>> START Input material
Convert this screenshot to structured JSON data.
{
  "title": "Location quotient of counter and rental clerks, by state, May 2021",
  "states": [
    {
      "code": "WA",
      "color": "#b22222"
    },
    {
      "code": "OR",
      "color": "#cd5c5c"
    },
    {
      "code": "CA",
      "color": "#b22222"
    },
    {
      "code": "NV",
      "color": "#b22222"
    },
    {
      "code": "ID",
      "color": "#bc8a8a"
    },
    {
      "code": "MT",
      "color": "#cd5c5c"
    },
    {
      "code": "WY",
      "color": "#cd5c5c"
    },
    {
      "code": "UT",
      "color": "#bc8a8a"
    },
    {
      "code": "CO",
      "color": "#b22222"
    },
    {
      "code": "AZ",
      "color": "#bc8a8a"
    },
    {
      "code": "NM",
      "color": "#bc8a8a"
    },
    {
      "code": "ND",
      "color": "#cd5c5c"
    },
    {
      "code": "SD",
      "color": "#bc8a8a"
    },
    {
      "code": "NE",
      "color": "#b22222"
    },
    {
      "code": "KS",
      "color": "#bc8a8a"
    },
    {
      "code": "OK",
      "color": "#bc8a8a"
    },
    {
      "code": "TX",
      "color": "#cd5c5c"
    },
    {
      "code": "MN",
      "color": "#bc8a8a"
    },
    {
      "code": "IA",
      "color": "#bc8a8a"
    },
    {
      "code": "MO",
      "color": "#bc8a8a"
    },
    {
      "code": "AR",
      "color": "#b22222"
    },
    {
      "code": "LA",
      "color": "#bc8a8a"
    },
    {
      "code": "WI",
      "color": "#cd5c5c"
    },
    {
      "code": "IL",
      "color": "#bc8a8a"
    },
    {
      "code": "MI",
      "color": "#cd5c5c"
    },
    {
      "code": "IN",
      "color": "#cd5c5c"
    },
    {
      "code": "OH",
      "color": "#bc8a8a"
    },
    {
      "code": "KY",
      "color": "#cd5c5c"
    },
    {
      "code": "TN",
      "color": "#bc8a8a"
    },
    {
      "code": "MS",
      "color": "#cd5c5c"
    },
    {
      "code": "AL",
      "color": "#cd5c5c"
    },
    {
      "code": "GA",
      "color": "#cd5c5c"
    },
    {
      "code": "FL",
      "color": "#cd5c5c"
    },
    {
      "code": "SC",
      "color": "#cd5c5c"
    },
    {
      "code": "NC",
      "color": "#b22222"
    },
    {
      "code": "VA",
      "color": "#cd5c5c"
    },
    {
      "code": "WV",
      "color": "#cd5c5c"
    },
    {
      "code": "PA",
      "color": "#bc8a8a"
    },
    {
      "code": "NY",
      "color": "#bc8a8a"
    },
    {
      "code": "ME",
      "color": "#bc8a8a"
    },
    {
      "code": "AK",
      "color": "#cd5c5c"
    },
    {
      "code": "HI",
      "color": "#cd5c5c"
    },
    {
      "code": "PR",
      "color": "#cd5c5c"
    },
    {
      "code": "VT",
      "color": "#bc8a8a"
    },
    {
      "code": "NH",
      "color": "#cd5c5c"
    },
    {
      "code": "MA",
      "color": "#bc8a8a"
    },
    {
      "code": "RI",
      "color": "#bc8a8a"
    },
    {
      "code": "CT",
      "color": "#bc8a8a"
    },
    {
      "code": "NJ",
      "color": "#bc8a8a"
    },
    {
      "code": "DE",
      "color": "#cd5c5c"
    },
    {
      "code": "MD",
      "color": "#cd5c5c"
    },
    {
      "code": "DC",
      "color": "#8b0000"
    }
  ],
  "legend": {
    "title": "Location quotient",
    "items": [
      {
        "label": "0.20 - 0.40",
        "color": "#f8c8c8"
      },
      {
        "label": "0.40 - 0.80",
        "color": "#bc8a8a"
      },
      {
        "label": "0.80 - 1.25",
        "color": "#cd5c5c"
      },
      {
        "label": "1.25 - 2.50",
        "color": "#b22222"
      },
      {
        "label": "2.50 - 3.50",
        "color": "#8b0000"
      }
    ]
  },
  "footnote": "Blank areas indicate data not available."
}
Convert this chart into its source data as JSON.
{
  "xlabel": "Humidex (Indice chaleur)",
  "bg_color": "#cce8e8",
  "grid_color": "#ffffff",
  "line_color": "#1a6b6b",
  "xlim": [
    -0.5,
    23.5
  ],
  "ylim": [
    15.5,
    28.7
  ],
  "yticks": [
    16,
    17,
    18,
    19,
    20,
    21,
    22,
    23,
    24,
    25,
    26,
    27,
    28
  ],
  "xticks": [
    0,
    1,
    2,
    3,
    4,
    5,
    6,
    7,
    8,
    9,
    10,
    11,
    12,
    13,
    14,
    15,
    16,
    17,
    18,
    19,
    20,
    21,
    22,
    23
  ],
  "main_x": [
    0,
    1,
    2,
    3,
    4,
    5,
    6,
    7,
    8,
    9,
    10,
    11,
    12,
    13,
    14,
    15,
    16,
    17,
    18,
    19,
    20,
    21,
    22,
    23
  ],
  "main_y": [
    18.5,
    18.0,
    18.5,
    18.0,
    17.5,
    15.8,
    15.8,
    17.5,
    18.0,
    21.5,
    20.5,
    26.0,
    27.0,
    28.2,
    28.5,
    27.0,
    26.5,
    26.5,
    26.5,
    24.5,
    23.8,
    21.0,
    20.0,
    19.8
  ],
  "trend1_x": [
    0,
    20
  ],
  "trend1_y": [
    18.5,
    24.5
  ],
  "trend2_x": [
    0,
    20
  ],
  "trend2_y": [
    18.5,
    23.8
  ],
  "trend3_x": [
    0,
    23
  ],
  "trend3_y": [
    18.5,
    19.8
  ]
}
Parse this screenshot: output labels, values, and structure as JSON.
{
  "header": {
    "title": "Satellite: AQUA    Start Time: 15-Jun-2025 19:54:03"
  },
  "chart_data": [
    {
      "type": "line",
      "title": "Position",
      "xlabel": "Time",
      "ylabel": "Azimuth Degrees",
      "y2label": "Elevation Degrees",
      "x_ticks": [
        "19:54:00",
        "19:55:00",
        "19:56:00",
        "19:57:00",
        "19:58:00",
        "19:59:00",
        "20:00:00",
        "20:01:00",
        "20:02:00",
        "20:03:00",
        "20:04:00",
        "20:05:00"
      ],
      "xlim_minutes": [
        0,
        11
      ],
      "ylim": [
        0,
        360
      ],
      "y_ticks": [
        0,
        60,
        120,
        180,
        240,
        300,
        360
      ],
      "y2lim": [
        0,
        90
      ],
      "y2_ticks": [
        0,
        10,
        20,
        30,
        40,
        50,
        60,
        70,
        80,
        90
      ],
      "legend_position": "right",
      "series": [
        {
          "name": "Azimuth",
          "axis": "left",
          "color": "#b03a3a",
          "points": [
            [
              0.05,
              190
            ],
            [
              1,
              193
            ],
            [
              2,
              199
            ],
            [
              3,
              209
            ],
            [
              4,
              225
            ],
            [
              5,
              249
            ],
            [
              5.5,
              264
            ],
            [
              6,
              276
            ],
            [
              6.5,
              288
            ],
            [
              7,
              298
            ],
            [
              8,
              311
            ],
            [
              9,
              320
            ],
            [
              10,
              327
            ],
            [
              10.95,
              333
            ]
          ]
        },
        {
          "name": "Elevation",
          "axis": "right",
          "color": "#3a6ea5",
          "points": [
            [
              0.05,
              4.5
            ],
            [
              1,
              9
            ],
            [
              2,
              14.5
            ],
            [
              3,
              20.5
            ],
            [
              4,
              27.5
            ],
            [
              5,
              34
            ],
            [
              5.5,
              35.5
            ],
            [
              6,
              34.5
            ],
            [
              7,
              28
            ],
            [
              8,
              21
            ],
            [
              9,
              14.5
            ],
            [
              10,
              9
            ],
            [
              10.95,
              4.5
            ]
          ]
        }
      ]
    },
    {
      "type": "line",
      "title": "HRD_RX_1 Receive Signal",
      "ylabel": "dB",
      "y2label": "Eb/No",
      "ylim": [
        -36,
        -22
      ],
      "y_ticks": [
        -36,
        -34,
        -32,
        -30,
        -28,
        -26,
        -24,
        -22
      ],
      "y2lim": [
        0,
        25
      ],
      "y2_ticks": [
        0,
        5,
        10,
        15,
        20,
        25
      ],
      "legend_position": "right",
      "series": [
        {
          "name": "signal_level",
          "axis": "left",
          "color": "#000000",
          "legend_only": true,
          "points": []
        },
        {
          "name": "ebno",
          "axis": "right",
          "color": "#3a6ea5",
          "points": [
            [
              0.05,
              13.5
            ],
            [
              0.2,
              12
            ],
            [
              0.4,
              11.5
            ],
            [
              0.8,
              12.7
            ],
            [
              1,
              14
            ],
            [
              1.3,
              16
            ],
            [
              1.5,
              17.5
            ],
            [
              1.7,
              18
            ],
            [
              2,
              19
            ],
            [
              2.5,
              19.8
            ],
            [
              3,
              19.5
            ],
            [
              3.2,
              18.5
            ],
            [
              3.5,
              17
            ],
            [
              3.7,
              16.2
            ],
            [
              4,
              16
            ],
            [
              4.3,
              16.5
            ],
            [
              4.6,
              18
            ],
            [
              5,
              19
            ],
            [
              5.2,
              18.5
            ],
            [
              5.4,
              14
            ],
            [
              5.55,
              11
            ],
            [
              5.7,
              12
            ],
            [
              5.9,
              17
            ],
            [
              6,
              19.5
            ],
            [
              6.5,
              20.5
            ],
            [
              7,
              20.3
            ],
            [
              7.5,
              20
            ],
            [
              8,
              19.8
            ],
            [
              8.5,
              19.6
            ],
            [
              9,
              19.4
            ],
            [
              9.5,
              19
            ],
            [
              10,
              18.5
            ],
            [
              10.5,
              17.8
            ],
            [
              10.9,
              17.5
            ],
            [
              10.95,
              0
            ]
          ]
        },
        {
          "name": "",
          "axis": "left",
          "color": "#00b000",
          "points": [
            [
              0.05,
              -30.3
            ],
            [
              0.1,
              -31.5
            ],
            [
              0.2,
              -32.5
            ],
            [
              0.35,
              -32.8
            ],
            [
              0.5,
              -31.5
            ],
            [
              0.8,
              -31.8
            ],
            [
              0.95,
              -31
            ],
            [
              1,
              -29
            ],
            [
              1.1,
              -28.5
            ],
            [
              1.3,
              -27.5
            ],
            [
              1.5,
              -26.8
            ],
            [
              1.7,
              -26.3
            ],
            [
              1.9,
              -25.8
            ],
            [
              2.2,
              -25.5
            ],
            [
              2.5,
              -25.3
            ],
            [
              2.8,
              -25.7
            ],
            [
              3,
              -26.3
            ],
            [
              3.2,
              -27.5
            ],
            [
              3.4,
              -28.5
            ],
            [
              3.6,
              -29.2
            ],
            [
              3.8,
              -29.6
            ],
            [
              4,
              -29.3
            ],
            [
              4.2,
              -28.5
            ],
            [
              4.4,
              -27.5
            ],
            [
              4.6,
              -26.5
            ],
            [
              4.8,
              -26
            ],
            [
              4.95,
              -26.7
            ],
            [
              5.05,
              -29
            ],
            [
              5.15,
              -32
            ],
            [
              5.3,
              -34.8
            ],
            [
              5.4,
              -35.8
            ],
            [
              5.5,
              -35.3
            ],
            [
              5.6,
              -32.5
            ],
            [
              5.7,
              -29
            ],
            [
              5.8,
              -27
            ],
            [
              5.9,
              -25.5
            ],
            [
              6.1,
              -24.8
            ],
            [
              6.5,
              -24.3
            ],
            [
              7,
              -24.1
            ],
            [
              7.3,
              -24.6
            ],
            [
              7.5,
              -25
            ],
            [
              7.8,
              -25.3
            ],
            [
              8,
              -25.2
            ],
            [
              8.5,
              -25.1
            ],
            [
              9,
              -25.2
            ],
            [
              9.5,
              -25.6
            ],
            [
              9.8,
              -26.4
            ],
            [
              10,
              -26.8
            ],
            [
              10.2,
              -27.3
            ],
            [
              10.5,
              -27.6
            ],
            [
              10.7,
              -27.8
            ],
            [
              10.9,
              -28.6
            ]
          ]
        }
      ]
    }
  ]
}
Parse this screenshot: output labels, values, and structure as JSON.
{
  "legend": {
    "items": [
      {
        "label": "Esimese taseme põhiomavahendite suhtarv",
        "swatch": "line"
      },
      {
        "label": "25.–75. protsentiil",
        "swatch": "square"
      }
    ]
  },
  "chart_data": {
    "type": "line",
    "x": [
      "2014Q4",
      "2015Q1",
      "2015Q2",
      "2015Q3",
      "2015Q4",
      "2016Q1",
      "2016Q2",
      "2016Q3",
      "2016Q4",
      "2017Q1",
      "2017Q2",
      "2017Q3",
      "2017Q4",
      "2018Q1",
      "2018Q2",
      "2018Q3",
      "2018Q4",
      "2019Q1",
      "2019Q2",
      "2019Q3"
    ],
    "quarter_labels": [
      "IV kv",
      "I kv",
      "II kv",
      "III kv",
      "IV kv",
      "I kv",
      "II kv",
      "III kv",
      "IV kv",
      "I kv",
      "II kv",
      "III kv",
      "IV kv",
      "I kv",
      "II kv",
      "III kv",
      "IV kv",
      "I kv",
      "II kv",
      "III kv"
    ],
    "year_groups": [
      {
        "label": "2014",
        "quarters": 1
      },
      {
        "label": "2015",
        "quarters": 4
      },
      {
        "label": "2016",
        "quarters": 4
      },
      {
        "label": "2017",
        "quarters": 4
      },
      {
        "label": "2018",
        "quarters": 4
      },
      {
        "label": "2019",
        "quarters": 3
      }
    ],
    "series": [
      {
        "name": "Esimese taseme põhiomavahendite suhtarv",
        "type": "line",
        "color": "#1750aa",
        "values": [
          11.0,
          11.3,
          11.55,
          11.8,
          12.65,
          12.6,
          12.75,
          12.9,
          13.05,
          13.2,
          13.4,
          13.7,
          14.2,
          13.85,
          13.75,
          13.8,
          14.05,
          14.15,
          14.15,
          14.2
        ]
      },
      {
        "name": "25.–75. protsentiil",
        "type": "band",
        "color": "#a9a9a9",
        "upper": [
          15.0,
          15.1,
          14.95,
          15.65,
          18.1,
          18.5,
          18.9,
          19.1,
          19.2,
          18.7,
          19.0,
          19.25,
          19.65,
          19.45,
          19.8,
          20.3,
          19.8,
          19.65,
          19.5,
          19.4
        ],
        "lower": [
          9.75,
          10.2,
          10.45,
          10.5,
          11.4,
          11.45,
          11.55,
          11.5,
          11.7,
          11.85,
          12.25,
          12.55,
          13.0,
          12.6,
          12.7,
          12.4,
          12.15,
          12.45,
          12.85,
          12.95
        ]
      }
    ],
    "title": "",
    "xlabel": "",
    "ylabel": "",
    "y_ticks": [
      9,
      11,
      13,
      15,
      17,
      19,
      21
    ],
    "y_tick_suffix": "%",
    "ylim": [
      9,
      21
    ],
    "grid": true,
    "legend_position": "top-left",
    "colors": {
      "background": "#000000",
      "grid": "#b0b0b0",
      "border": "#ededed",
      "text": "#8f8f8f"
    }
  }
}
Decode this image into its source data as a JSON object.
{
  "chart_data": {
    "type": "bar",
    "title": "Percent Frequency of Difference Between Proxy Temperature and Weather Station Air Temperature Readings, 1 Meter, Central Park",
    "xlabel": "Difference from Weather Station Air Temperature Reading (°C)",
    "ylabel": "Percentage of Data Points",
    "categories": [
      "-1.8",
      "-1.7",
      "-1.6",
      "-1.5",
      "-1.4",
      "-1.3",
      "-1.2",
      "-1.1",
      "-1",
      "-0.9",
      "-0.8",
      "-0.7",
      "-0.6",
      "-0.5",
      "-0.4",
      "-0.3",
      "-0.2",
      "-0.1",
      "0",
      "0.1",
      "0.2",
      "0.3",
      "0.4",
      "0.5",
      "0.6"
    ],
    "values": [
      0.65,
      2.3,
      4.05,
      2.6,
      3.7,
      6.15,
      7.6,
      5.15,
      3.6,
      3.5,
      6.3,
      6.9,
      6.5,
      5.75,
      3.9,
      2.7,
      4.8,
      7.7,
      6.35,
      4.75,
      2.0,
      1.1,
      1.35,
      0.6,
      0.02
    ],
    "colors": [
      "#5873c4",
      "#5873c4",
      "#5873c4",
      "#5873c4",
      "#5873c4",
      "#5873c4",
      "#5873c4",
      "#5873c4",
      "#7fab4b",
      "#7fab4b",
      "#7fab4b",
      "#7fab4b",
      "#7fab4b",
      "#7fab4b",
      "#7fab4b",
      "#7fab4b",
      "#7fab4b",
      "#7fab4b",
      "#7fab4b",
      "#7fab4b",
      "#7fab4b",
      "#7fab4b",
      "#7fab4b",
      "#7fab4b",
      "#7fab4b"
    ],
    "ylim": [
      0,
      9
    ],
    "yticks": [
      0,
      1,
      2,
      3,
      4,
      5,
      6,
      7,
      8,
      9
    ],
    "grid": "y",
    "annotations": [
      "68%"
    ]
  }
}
>> END Input material
▸ **Goal**: A line counts if it holds the word "into". How many lines of the entries count? Give the number only.

▸ **Full answer**: 2